> _GOAL OF THE EXERCISE_: Copy out each line of the material below with no changes.

> _ROWS_:

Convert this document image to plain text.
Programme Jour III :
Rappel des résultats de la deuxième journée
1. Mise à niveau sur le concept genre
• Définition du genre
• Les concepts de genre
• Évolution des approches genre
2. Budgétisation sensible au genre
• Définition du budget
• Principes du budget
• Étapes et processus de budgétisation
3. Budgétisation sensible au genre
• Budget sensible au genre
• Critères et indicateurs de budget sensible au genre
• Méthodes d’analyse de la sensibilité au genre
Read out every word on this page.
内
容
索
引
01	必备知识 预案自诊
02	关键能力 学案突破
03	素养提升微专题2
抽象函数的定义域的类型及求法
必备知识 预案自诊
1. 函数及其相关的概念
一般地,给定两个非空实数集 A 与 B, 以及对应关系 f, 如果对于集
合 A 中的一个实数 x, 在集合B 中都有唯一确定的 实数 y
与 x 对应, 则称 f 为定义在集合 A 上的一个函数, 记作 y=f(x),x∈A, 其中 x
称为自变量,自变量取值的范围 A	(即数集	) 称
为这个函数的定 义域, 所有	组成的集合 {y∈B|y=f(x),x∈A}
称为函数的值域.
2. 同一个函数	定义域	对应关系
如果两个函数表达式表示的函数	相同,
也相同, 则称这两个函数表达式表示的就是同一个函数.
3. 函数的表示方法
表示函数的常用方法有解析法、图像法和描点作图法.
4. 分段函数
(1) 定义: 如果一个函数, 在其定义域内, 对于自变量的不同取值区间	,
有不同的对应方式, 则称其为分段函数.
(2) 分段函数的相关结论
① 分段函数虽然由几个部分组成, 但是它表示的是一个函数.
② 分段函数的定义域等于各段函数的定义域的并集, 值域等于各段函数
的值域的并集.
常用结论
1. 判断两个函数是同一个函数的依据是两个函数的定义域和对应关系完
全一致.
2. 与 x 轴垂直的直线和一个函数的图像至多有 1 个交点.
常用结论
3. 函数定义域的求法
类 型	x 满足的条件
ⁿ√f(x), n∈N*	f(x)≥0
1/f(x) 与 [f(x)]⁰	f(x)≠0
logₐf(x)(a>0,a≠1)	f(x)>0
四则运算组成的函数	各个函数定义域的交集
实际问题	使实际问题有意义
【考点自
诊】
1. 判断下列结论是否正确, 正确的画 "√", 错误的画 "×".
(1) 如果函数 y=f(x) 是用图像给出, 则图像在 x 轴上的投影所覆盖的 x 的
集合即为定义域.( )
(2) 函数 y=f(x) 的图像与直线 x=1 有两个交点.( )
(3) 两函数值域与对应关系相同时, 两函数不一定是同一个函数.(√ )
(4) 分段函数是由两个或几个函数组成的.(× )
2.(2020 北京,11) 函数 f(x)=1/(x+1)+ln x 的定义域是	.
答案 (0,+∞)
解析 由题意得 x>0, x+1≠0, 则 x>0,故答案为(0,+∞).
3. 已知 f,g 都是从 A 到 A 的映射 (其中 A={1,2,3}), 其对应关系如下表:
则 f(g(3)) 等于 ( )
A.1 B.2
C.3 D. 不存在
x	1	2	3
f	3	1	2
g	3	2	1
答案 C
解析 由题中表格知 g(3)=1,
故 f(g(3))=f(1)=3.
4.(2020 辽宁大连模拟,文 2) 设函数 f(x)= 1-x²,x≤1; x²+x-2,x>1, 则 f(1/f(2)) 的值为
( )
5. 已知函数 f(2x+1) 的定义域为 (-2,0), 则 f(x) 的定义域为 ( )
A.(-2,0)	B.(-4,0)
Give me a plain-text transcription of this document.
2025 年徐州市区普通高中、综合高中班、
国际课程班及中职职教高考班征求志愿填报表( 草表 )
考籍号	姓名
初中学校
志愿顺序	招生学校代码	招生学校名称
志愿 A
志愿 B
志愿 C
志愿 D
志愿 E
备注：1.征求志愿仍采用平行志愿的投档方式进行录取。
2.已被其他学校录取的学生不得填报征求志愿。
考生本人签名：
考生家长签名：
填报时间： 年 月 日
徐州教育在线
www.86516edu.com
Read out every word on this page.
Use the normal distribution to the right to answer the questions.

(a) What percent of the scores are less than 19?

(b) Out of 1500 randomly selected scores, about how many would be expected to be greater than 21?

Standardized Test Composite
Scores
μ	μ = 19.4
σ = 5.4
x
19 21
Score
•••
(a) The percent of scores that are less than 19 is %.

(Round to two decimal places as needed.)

> _FINISHED ANSWER_:
Convert this document image to plain text.
Programme Jour III :
Rappel des résultats de la deuxième journée
1. Mise à niveau sur le concept genre
• Définition du genre
• Les concepts de genre
• Évolution des approches genre
2. Budgétisation sensible au genre
• Définition du budget
• Principes du budget
• Étapes et processus de budgétisation
3. Budgétisation sensible au genre
• Budget sensible au genre
• Critères et indicateurs de budget sensible au genre
• Méthodes d’analyse de la sensibilité au genre
Read out every word on this page.
内
容
索
引
01	必备知识 预案自诊
02	关键能力 学案突破
03	素养提升微专题2
抽象函数的定义域的类型及求法
必备知识 预案自诊
1. 函数及其相关的概念
一般地,给定两个非空实数集 A 与 B, 以及对应关系 f, 如果对于集
合 A 中的一个实数 x, 在集合B 中都有唯一确定的 实数 y
与 x 对应, 则称 f 为定义在集合 A 上的一个函数, 记作 y=f(x),x∈A, 其中 x
称为自变量,自变量取值的范围 A	(即数集	) 称
为这个函数的定 义域, 所有	组成的集合 {y∈B|y=f(x),x∈A}
称为函数的值域.
2. 同一个函数	定义域	对应关系
如果两个函数表达式表示的函数	相同,
也相同, 则称这两个函数表达式表示的就是同一个函数.
3. 函数的表示方法
表示函数的常用方法有解析法、图像法和描点作图法.
4. 分段函数
(1) 定义: 如果一个函数, 在其定义域内, 对于自变量的不同取值区间	,
有不同的对应方式, 则称其为分段函数.
(2) 分段函数的相关结论
① 分段函数虽然由几个部分组成, 但是它表示的是一个函数.
② 分段函数的定义域等于各段函数的定义域的并集, 值域等于各段函数
的值域的并集.
常用结论
1. 判断两个函数是同一个函数的依据是两个函数的定义域和对应关系完
全一致.
2. 与 x 轴垂直的直线和一个函数的图像至多有 1 个交点.
常用结论
3. 函数定义域的求法
类 型	x 满足的条件
ⁿ√f(x), n∈N*	f(x)≥0
1/f(x) 与 [f(x)]⁰	f(x)≠0
logₐf(x)(a>0,a≠1)	f(x)>0
四则运算组成的函数	各个函数定义域的交集
实际问题	使实际问题有意义
【考点自
诊】
1. 判断下列结论是否正确, 正确的画 "√", 错误的画 "×".
(1) 如果函数 y=f(x) 是用图像给出, 则图像在 x 轴上的投影所覆盖的 x 的
集合即为定义域.( )
(2) 函数 y=f(x) 的图像与直线 x=1 有两个交点.( )
(3) 两函数值域与对应关系相同时, 两函数不一定是同一个函数.(√ )
(4) 分段函数是由两个或几个函数组成的.(× )
2.(2020 北京,11) 函数 f(x)=1/(x+1)+ln x 的定义域是	.
答案 (0,+∞)
解析 由题意得 x>0, x+1≠0, 则 x>0,故答案为(0,+∞).
3. 已知 f,g 都是从 A 到 A 的映射 (其中 A={1,2,3}), 其对应关系如下表:
则 f(g(3)) 等于 ( )
A.1 B.2
C.3 D. 不存在
x	1	2	3
f	3	1	2
g	3	2	1
答案 C
解析 由题中表格知 g(3)=1,
故 f(g(3))=f(1)=3.
4.(2020 辽宁大连模拟,文 2) 设函数 f(x)= 1-x²,x≤1; x²+x-2,x>1, 则 f(1/f(2)) 的值为
( )
5. 已知函数 f(2x+1) 的定义域为 (-2,0), 则 f(x) 的定义域为 ( )
A.(-2,0)	B.(-4,0)
Give me a plain-text transcription of this document.
2025 年徐州市区普通高中、综合高中班、
国际课程班及中职职教高考班征求志愿填报表( 草表 )
考籍号	姓名
初中学校
志愿顺序	招生学校代码	招生学校名称
志愿 A
志愿 B
志愿 C
志愿 D
志愿 E
备注：1.征求志愿仍采用平行志愿的投档方式进行录取。
2.已被其他学校录取的学生不得填报征求志愿。
考生本人签名：
考生家长签名：
填报时间： 年 月 日
徐州教育在线
www.86516edu.com
Read out every word on this page.
Use the normal distribution to the right to answer the questions.

(a) What percent of the scores are less than 19?

(b) Out of 1500 randomly selected scores, about how many would be expected to be greater than 21?

Standardized Test Composite
Scores
μ	μ = 19.4
σ = 5.4
x
19 21
Score
•••
(a) The percent of scores that are less than 19 is %.

(Round to two decimal places as needed.)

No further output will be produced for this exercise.